Required task:
Quote, verbatim, all material below, without pictures.

-------- Provided data --------

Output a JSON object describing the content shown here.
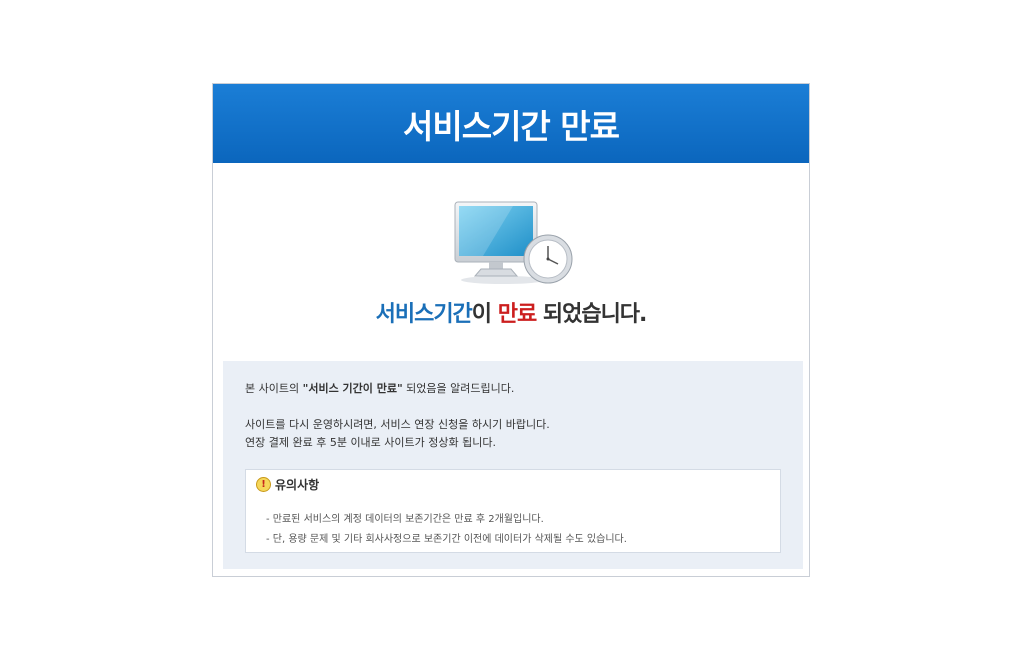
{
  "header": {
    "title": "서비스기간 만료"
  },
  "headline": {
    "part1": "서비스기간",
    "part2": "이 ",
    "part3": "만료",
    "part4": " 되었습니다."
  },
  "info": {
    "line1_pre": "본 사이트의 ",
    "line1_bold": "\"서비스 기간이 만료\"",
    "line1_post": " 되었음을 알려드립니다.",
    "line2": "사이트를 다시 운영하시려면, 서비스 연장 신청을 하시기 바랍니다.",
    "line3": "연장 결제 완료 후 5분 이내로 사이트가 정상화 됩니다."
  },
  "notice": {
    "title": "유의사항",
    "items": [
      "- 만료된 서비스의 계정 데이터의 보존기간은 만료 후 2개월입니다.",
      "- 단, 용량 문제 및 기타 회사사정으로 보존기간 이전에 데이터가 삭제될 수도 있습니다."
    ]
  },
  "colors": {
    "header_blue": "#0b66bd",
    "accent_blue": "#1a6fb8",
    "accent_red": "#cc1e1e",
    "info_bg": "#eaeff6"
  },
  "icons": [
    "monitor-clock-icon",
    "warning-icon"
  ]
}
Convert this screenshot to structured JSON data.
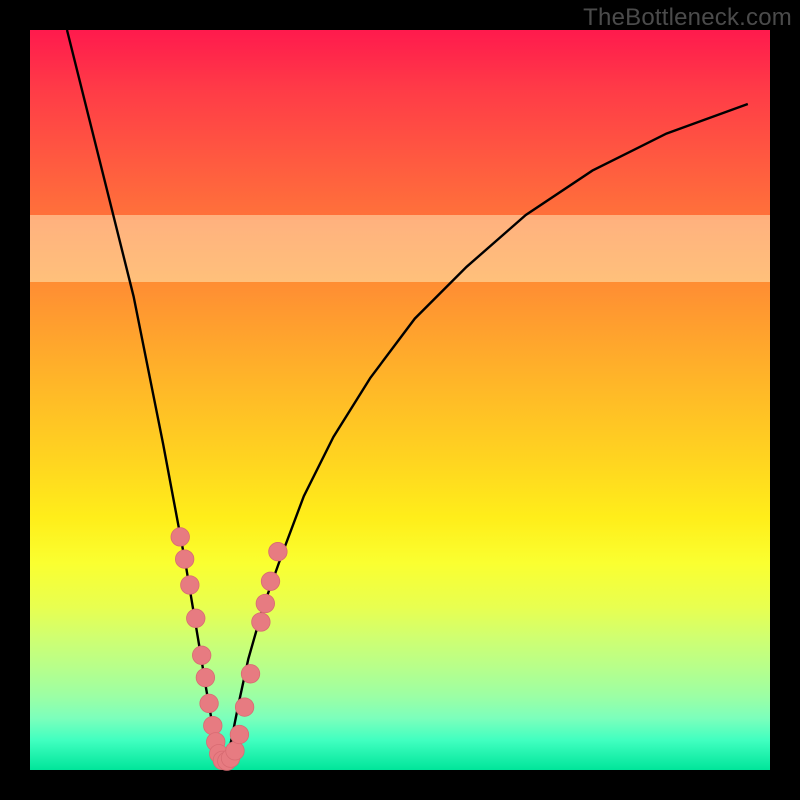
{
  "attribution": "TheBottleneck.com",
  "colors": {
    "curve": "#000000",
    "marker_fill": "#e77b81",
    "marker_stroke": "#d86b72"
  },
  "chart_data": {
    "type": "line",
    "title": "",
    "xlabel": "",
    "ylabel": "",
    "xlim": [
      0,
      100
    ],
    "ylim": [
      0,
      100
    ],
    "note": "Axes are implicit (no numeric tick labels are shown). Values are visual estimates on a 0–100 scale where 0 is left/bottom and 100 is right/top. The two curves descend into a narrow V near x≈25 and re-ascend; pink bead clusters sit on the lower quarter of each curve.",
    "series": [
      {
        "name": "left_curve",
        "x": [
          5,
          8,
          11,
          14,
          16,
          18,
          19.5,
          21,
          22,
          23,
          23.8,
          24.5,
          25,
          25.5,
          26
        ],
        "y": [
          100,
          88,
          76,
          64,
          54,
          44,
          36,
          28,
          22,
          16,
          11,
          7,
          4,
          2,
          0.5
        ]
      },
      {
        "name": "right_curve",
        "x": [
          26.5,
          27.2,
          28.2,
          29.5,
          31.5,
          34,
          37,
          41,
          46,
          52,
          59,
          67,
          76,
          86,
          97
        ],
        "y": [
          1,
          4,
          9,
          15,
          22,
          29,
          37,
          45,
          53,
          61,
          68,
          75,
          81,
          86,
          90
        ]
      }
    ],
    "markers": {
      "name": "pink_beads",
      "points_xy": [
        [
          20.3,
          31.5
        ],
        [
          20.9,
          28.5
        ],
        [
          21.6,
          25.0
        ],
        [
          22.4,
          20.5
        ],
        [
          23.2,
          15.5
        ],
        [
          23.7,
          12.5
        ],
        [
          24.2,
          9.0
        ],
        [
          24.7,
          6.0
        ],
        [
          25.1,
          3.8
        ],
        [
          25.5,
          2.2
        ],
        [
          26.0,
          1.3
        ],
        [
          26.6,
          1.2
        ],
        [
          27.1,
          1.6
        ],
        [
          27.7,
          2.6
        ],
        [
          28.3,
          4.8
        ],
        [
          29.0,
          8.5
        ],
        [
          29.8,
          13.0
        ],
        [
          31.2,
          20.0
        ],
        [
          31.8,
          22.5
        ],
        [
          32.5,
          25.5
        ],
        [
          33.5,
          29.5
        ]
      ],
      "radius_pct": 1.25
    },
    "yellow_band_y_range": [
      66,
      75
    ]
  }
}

--------

Response to the exercise:
Output a JSON object describing the content shown here.
{
  "header": {
    "title": "서비스기간 만료"
  },
  "headline": {
    "part1": "서비스기간",
    "part2": "이 ",
    "part3": "만료",
    "part4": " 되었습니다."
  },
  "info": {
    "line1_pre": "본 사이트의 ",
    "line1_bold": "\"서비스 기간이 만료\"",
    "line1_post": " 되었음을 알려드립니다.",
    "line2": "사이트를 다시 운영하시려면, 서비스 연장 신청을 하시기 바랍니다.",
    "line3": "연장 결제 완료 후 5분 이내로 사이트가 정상화 됩니다."
  },
  "notice": {
    "title": "유의사항",
    "items": [
      "- 만료된 서비스의 계정 데이터의 보존기간은 만료 후 2개월입니다.",
      "- 단, 용량 문제 및 기타 회사사정으로 보존기간 이전에 데이터가 삭제될 수도 있습니다."
    ]
  },
  "colors": {
    "header_blue": "#0b66bd",
    "accent_blue": "#1a6fb8",
    "accent_red": "#cc1e1e",
    "info_bg": "#eaeff6"
  },
  "icons": [
    "monitor-clock-icon",
    "warning-icon"
  ]
}
Convert this screenshot to structured JSON data.
{
  "attribution": "TheBottleneck.com",
  "colors": {
    "curve": "#000000",
    "marker_fill": "#e77b81",
    "marker_stroke": "#d86b72"
  },
  "chart_data": {
    "type": "line",
    "title": "",
    "xlabel": "",
    "ylabel": "",
    "xlim": [
      0,
      100
    ],
    "ylim": [
      0,
      100
    ],
    "note": "Axes are implicit (no numeric tick labels are shown). Values are visual estimates on a 0–100 scale where 0 is left/bottom and 100 is right/top. The two curves descend into a narrow V near x≈25 and re-ascend; pink bead clusters sit on the lower quarter of each curve.",
    "series": [
      {
        "name": "left_curve",
        "x": [
          5,
          8,
          11,
          14,
          16,
          18,
          19.5,
          21,
          22,
          23,
          23.8,
          24.5,
          25,
          25.5,
          26
        ],
        "y": [
          100,
          88,
          76,
          64,
          54,
          44,
          36,
          28,
          22,
          16,
          11,
          7,
          4,
          2,
          0.5
        ]
      },
      {
        "name": "right_curve",
        "x": [
          26.5,
          27.2,
          28.2,
          29.5,
          31.5,
          34,
          37,
          41,
          46,
          52,
          59,
          67,
          76,
          86,
          97
        ],
        "y": [
          1,
          4,
          9,
          15,
          22,
          29,
          37,
          45,
          53,
          61,
          68,
          75,
          81,
          86,
          90
        ]
      }
    ],
    "markers": {
      "name": "pink_beads",
      "points_xy": [
        [
          20.3,
          31.5
        ],
        [
          20.9,
          28.5
        ],
        [
          21.6,
          25.0
        ],
        [
          22.4,
          20.5
        ],
        [
          23.2,
          15.5
        ],
        [
          23.7,
          12.5
        ],
        [
          24.2,
          9.0
        ],
        [
          24.7,
          6.0
        ],
        [
          25.1,
          3.8
        ],
        [
          25.5,
          2.2
        ],
        [
          26.0,
          1.3
        ],
        [
          26.6,
          1.2
        ],
        [
          27.1,
          1.6
        ],
        [
          27.7,
          2.6
        ],
        [
          28.3,
          4.8
        ],
        [
          29.0,
          8.5
        ],
        [
          29.8,
          13.0
        ],
        [
          31.2,
          20.0
        ],
        [
          31.8,
          22.5
        ],
        [
          32.5,
          25.5
        ],
        [
          33.5,
          29.5
        ]
      ],
      "radius_pct": 1.25
    },
    "yellow_band_y_range": [
      66,
      75
    ]
  }
}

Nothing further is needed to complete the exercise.